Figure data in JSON
──────────
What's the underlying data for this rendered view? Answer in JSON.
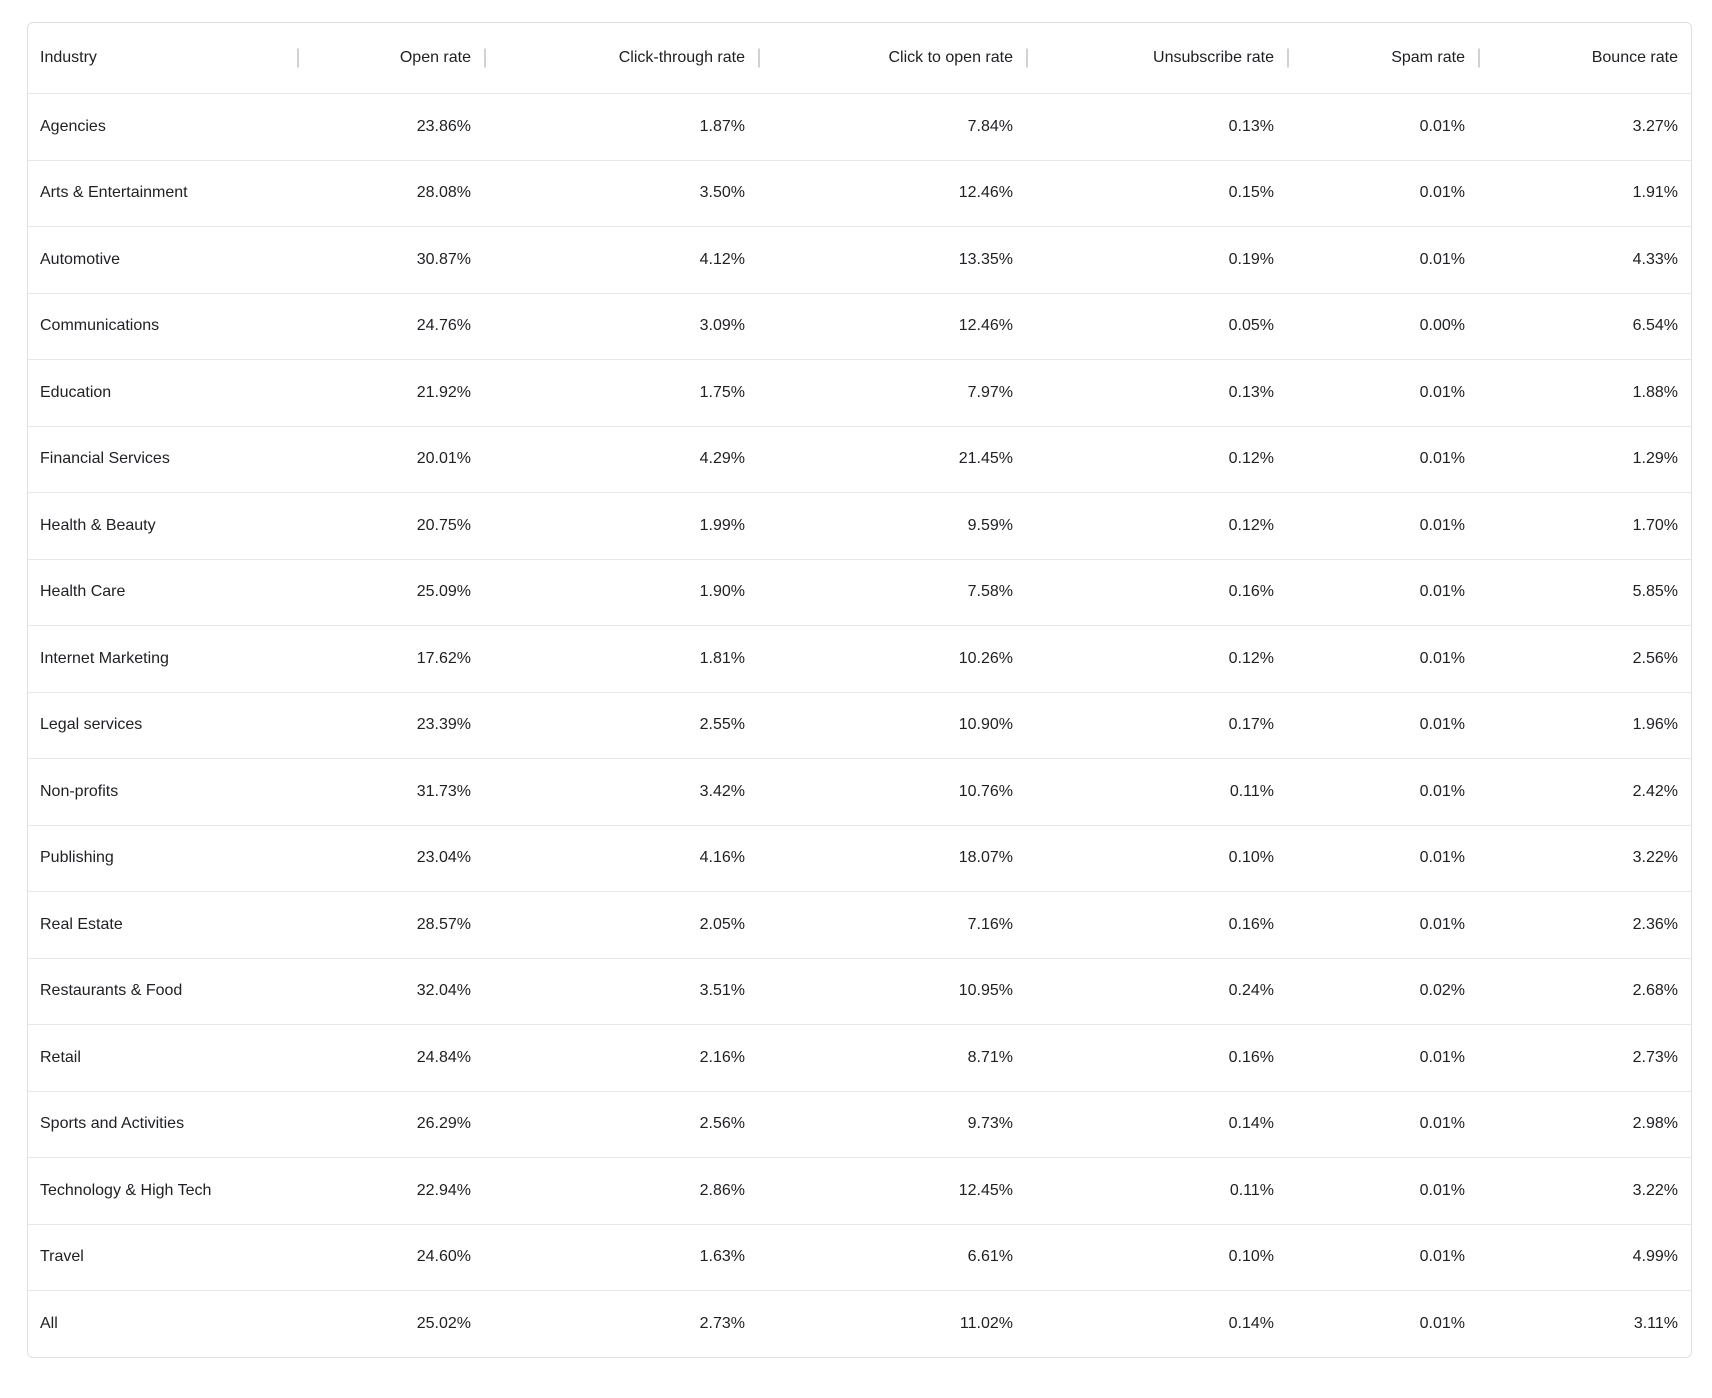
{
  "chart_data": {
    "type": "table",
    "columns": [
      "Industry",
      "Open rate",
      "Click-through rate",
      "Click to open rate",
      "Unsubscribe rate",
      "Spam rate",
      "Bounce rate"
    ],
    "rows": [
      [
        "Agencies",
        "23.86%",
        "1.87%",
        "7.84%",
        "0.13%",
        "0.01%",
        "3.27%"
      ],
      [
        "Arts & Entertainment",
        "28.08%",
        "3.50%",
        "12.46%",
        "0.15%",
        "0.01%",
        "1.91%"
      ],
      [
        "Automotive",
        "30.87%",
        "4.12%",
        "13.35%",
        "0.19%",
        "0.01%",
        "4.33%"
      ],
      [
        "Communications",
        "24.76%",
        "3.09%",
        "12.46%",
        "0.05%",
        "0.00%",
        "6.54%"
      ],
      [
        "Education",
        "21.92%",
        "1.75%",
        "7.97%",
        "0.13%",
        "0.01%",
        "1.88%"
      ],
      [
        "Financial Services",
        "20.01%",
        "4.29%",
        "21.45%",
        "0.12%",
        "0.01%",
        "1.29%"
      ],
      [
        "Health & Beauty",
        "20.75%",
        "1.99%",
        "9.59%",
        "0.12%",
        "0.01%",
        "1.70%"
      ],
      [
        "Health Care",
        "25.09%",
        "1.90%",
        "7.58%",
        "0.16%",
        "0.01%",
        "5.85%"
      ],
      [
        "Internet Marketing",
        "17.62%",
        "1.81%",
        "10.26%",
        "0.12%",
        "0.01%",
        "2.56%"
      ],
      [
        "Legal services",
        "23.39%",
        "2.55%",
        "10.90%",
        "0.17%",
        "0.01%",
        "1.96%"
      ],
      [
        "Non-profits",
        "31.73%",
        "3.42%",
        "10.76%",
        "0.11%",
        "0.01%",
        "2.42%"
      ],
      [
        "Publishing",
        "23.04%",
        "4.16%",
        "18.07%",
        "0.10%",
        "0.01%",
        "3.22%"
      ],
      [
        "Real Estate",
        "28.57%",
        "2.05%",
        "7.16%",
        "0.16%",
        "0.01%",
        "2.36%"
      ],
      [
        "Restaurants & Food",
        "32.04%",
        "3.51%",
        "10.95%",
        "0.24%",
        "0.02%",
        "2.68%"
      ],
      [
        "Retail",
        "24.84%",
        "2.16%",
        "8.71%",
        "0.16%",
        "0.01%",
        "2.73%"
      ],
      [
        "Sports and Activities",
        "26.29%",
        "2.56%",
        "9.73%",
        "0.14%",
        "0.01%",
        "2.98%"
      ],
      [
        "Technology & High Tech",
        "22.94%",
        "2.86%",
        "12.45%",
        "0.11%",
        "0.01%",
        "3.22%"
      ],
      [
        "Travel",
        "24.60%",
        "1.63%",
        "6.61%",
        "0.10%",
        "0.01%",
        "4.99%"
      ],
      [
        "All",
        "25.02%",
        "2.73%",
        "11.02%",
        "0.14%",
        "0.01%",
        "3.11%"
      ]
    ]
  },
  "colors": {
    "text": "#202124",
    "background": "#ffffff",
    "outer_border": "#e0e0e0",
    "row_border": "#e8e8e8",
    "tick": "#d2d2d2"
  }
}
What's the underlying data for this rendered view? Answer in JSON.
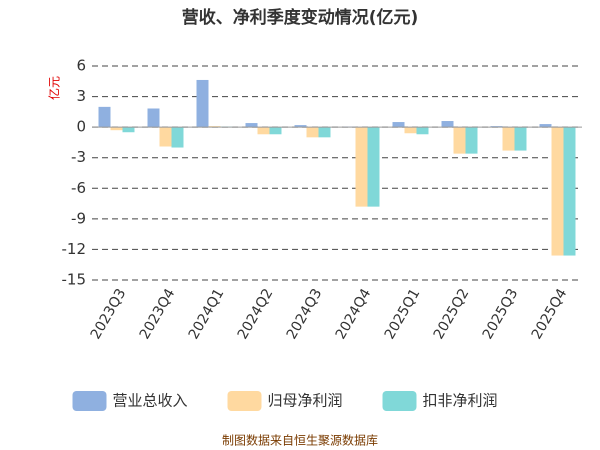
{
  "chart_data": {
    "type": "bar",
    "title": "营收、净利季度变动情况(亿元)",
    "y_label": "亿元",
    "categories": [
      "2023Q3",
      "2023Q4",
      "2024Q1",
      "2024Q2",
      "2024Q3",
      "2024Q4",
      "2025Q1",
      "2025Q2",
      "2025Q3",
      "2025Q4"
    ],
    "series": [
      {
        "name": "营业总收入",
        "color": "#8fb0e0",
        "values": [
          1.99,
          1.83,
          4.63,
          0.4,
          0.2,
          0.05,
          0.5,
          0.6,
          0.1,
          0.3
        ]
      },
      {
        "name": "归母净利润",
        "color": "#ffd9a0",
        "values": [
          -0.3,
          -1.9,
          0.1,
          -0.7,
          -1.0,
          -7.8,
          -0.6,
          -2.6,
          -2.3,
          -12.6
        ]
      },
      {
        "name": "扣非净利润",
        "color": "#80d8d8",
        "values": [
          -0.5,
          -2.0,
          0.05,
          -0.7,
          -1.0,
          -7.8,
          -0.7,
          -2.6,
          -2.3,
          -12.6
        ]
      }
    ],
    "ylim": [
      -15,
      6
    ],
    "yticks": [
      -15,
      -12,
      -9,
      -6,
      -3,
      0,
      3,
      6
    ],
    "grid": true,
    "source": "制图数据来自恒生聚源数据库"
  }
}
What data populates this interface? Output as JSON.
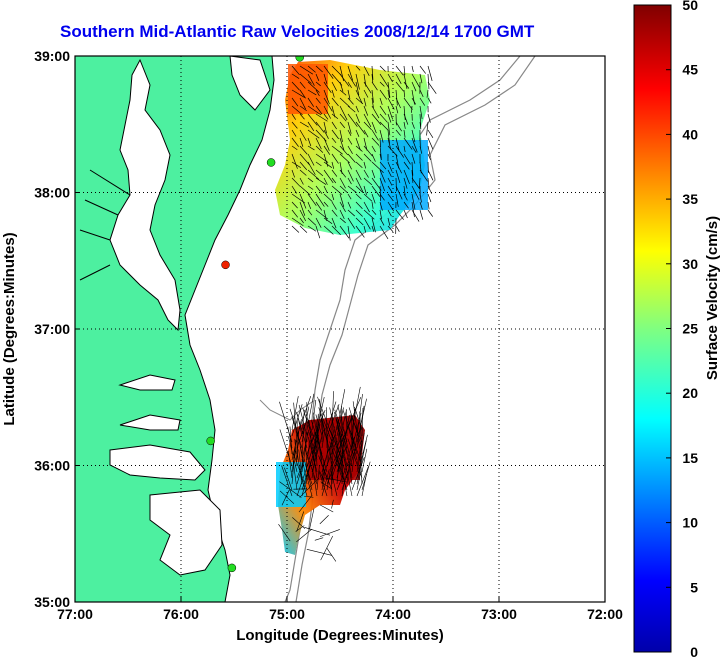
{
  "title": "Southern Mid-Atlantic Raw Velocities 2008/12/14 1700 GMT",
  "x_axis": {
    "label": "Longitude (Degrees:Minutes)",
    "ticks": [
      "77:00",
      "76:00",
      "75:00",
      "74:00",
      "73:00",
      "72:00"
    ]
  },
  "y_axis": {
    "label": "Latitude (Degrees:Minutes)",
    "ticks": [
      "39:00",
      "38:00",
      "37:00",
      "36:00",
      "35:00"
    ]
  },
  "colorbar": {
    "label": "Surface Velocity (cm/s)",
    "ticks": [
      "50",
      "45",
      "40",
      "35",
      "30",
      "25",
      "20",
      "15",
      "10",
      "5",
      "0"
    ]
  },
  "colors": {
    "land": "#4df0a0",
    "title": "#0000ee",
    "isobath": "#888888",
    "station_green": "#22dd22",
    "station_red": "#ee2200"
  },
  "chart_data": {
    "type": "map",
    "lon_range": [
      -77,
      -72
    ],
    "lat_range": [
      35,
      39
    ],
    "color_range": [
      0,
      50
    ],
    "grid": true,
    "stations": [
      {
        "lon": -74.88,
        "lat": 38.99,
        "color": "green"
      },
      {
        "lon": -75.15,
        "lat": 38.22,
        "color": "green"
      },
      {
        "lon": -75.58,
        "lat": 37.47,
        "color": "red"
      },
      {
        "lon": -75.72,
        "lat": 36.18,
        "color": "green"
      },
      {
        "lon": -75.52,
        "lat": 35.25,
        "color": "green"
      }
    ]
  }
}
──────────
**Brief**
Leave the pictures out, and transcribe each of the records exactly.

**Answer to the task**
What's the underlying data for this rendered view? Answer in JSON.
{
  "chart_data": {
    "type": "table",
    "columns": [
      "Industry",
      "Open rate",
      "Click-through rate",
      "Click to open rate",
      "Unsubscribe rate",
      "Spam rate",
      "Bounce rate"
    ],
    "rows": [
      [
        "Agencies",
        "23.86%",
        "1.87%",
        "7.84%",
        "0.13%",
        "0.01%",
        "3.27%"
      ],
      [
        "Arts & Entertainment",
        "28.08%",
        "3.50%",
        "12.46%",
        "0.15%",
        "0.01%",
        "1.91%"
      ],
      [
        "Automotive",
        "30.87%",
        "4.12%",
        "13.35%",
        "0.19%",
        "0.01%",
        "4.33%"
      ],
      [
        "Communications",
        "24.76%",
        "3.09%",
        "12.46%",
        "0.05%",
        "0.00%",
        "6.54%"
      ],
      [
        "Education",
        "21.92%",
        "1.75%",
        "7.97%",
        "0.13%",
        "0.01%",
        "1.88%"
      ],
      [
        "Financial Services",
        "20.01%",
        "4.29%",
        "21.45%",
        "0.12%",
        "0.01%",
        "1.29%"
      ],
      [
        "Health & Beauty",
        "20.75%",
        "1.99%",
        "9.59%",
        "0.12%",
        "0.01%",
        "1.70%"
      ],
      [
        "Health Care",
        "25.09%",
        "1.90%",
        "7.58%",
        "0.16%",
        "0.01%",
        "5.85%"
      ],
      [
        "Internet Marketing",
        "17.62%",
        "1.81%",
        "10.26%",
        "0.12%",
        "0.01%",
        "2.56%"
      ],
      [
        "Legal services",
        "23.39%",
        "2.55%",
        "10.90%",
        "0.17%",
        "0.01%",
        "1.96%"
      ],
      [
        "Non-profits",
        "31.73%",
        "3.42%",
        "10.76%",
        "0.11%",
        "0.01%",
        "2.42%"
      ],
      [
        "Publishing",
        "23.04%",
        "4.16%",
        "18.07%",
        "0.10%",
        "0.01%",
        "3.22%"
      ],
      [
        "Real Estate",
        "28.57%",
        "2.05%",
        "7.16%",
        "0.16%",
        "0.01%",
        "2.36%"
      ],
      [
        "Restaurants & Food",
        "32.04%",
        "3.51%",
        "10.95%",
        "0.24%",
        "0.02%",
        "2.68%"
      ],
      [
        "Retail",
        "24.84%",
        "2.16%",
        "8.71%",
        "0.16%",
        "0.01%",
        "2.73%"
      ],
      [
        "Sports and Activities",
        "26.29%",
        "2.56%",
        "9.73%",
        "0.14%",
        "0.01%",
        "2.98%"
      ],
      [
        "Technology & High Tech",
        "22.94%",
        "2.86%",
        "12.45%",
        "0.11%",
        "0.01%",
        "3.22%"
      ],
      [
        "Travel",
        "24.60%",
        "1.63%",
        "6.61%",
        "0.10%",
        "0.01%",
        "4.99%"
      ],
      [
        "All",
        "25.02%",
        "2.73%",
        "11.02%",
        "0.14%",
        "0.01%",
        "3.11%"
      ]
    ]
  },
  "colors": {
    "text": "#202124",
    "background": "#ffffff",
    "outer_border": "#e0e0e0",
    "row_border": "#e8e8e8",
    "tick": "#d2d2d2"
  }
}
What's the underlying data for this rendered view? Answer in JSON.
{
  "chart_data": {
    "type": "bar",
    "title": "营收、净利季度变动情况(亿元)",
    "y_label": "亿元",
    "categories": [
      "2023Q3",
      "2023Q4",
      "2024Q1",
      "2024Q2",
      "2024Q3",
      "2024Q4",
      "2025Q1",
      "2025Q2",
      "2025Q3",
      "2025Q4"
    ],
    "series": [
      {
        "name": "营业总收入",
        "color": "#8fb0e0",
        "values": [
          1.99,
          1.83,
          4.63,
          0.4,
          0.2,
          0.05,
          0.5,
          0.6,
          0.1,
          0.3
        ]
      },
      {
        "name": "归母净利润",
        "color": "#ffd9a0",
        "values": [
          -0.3,
          -1.9,
          0.1,
          -0.7,
          -1.0,
          -7.8,
          -0.6,
          -2.6,
          -2.3,
          -12.6
        ]
      },
      {
        "name": "扣非净利润",
        "color": "#80d8d8",
        "values": [
          -0.5,
          -2.0,
          0.05,
          -0.7,
          -1.0,
          -7.8,
          -0.7,
          -2.6,
          -2.3,
          -12.6
        ]
      }
    ],
    "ylim": [
      -15,
      6
    ],
    "yticks": [
      -15,
      -12,
      -9,
      -6,
      -3,
      0,
      3,
      6
    ],
    "grid": true,
    "source": "制图数据来自恒生聚源数据库"
  }
}
What data populates this interface? Output as JSON.
{
  "title": "Southern Mid-Atlantic Raw Velocities 2008/12/14 1700 GMT",
  "x_axis": {
    "label": "Longitude (Degrees:Minutes)",
    "ticks": [
      "77:00",
      "76:00",
      "75:00",
      "74:00",
      "73:00",
      "72:00"
    ]
  },
  "y_axis": {
    "label": "Latitude (Degrees:Minutes)",
    "ticks": [
      "39:00",
      "38:00",
      "37:00",
      "36:00",
      "35:00"
    ]
  },
  "colorbar": {
    "label": "Surface Velocity (cm/s)",
    "ticks": [
      "50",
      "45",
      "40",
      "35",
      "30",
      "25",
      "20",
      "15",
      "10",
      "5",
      "0"
    ]
  },
  "colors": {
    "land": "#4df0a0",
    "title": "#0000ee",
    "isobath": "#888888",
    "station_green": "#22dd22",
    "station_red": "#ee2200"
  },
  "chart_data": {
    "type": "map",
    "lon_range": [
      -77,
      -72
    ],
    "lat_range": [
      35,
      39
    ],
    "color_range": [
      0,
      50
    ],
    "grid": true,
    "stations": [
      {
        "lon": -74.88,
        "lat": 38.99,
        "color": "green"
      },
      {
        "lon": -75.15,
        "lat": 38.22,
        "color": "green"
      },
      {
        "lon": -75.58,
        "lat": 37.47,
        "color": "red"
      },
      {
        "lon": -75.72,
        "lat": 36.18,
        "color": "green"
      },
      {
        "lon": -75.52,
        "lat": 35.25,
        "color": "green"
      }
    ]
  }
}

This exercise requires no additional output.